<<<<

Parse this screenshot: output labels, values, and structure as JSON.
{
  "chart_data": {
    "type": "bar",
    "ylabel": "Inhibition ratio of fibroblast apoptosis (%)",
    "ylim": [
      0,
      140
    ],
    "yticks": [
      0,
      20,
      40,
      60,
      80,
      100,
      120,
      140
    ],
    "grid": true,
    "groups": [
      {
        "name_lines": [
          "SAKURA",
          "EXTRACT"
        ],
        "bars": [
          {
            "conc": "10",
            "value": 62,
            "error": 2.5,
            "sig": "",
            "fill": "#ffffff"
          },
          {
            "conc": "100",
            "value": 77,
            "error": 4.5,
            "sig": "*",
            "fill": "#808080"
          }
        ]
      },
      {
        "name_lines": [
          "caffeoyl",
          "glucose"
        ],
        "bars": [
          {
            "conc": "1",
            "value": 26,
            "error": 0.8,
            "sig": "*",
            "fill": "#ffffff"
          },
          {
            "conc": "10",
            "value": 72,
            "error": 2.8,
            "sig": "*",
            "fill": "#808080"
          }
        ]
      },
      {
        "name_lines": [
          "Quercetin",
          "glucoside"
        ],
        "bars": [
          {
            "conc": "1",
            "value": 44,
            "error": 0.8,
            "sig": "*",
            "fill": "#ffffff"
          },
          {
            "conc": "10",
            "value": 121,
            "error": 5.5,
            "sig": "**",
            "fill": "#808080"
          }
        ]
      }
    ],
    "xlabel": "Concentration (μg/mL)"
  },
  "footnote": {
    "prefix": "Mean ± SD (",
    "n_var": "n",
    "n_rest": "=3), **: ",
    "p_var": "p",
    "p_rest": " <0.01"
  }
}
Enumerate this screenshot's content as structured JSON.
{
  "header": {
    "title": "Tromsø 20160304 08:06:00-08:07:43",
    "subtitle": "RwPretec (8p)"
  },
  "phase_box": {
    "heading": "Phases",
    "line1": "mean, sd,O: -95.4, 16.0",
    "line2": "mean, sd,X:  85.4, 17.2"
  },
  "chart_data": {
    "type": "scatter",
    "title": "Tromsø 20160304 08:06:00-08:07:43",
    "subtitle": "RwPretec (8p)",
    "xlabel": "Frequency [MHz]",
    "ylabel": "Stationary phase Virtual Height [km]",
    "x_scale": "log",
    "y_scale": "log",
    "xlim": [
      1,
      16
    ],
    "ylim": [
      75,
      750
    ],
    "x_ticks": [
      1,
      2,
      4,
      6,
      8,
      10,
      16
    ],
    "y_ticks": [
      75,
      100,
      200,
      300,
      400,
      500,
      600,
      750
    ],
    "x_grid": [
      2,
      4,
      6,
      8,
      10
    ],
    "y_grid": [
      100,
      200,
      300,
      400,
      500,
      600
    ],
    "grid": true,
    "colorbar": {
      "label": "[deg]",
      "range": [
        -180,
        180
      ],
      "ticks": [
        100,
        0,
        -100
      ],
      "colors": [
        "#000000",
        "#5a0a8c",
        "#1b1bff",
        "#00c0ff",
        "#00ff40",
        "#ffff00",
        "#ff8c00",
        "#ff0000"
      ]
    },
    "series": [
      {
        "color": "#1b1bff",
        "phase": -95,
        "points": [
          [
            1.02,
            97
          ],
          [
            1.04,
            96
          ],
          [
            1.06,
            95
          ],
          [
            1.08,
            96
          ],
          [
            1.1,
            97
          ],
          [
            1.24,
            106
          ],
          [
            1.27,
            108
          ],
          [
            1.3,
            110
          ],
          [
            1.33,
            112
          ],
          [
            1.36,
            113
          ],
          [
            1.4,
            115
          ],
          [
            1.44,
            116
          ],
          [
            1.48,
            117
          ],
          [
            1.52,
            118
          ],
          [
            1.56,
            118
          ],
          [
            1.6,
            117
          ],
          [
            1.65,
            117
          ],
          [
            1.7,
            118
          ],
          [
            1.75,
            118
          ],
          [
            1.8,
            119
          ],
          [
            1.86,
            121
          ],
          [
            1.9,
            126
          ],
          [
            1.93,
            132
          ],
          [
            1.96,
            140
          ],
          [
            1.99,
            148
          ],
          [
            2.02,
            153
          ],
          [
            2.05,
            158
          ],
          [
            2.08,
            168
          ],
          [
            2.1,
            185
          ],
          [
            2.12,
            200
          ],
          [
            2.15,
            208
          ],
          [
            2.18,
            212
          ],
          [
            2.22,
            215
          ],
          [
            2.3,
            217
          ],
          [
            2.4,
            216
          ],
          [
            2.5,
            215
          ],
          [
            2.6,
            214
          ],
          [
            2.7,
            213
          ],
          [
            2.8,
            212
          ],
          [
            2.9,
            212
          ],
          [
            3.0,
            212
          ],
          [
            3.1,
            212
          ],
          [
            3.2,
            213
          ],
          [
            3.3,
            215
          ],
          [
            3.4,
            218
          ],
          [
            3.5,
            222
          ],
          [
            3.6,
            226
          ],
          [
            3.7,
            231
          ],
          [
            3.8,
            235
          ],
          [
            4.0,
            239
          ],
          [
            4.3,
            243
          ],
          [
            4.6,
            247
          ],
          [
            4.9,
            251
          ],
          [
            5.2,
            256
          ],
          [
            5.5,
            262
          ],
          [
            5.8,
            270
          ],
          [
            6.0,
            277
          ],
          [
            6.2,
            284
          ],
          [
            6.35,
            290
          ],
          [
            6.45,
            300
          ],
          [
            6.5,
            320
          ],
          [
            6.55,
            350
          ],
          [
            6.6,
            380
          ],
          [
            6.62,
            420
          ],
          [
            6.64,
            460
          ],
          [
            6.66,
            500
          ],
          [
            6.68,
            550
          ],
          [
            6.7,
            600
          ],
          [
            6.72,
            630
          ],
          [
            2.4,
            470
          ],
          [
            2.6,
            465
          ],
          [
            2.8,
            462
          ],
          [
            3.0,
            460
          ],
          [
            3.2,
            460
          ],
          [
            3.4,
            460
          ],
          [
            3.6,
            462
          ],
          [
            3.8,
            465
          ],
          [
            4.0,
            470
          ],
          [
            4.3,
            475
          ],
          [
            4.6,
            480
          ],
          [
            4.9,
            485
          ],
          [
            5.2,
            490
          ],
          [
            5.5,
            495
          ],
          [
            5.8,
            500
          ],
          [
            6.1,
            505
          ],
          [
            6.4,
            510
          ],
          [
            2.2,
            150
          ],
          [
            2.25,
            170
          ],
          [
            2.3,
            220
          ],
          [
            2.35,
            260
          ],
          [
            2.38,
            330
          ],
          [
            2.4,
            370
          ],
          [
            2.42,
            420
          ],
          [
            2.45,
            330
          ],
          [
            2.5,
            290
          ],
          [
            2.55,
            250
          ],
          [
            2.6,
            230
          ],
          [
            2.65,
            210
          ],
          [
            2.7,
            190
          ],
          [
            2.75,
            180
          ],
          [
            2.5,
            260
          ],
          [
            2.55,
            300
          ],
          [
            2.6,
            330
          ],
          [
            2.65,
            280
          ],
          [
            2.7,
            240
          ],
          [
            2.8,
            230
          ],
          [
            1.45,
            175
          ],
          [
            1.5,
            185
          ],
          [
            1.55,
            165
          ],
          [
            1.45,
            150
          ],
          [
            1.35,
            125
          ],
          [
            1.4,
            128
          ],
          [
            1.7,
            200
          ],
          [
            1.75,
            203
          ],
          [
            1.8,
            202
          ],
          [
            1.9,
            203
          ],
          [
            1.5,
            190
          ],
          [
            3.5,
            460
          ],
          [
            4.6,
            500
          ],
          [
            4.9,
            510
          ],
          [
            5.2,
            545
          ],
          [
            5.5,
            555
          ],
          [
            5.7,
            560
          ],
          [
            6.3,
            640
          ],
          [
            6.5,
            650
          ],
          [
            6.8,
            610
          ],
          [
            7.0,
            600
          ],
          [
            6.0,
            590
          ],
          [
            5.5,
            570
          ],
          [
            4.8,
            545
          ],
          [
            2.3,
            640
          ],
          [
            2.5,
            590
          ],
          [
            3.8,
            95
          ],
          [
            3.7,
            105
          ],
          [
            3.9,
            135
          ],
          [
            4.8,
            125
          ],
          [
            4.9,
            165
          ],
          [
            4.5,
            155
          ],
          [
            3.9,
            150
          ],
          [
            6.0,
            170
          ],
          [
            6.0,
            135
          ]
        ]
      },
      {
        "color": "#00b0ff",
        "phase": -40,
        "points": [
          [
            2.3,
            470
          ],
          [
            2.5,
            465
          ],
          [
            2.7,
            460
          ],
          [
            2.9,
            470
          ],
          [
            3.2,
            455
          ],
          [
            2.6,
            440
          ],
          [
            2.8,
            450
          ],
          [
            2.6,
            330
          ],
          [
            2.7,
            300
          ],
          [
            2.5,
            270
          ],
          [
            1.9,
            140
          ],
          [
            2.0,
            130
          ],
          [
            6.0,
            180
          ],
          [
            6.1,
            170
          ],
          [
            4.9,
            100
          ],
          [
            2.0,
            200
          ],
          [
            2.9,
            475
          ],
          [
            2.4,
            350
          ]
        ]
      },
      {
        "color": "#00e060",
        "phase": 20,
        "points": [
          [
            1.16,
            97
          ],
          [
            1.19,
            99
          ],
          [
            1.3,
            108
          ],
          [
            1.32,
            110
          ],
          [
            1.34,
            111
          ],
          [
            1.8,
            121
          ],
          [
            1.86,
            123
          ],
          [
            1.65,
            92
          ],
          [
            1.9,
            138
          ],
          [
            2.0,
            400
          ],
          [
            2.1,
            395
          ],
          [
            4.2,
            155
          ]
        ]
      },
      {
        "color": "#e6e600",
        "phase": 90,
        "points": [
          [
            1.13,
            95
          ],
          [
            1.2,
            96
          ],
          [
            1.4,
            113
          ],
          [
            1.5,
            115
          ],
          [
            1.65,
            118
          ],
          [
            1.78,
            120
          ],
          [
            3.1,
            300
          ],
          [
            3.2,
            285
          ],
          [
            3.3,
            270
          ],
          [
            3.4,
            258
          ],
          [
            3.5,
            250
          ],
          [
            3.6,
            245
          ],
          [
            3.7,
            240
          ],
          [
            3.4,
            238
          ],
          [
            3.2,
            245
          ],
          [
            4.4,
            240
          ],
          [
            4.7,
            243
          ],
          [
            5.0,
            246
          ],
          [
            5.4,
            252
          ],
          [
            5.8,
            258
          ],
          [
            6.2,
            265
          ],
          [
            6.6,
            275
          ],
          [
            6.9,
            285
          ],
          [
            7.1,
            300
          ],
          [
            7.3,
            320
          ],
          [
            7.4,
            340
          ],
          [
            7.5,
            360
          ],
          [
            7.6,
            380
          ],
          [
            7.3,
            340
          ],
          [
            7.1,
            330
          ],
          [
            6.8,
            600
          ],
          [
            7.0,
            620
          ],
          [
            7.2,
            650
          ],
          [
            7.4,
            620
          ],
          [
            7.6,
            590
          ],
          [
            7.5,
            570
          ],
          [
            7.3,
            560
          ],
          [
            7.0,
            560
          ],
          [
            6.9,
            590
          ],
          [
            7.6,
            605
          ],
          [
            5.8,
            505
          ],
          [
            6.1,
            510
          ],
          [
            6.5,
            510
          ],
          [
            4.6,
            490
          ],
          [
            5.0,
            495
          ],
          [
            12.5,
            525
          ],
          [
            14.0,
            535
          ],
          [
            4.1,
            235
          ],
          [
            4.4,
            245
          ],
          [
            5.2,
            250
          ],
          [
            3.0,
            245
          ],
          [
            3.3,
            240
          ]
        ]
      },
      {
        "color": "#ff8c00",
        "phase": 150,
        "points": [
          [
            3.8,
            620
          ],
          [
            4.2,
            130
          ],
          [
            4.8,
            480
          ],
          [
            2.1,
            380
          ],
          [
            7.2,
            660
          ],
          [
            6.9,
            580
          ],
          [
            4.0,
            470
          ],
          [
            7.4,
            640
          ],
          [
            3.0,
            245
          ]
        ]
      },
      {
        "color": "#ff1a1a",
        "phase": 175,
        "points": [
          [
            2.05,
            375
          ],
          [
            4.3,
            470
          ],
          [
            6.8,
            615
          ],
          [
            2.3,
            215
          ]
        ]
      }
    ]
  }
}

>>>>

**WRITTEN REQUEST:** List every line above that holds the word "RwPretec".

**TASK RESULT:**
    "subtitle": "RwPretec (8p)"
    "subtitle": "RwPretec (8p)",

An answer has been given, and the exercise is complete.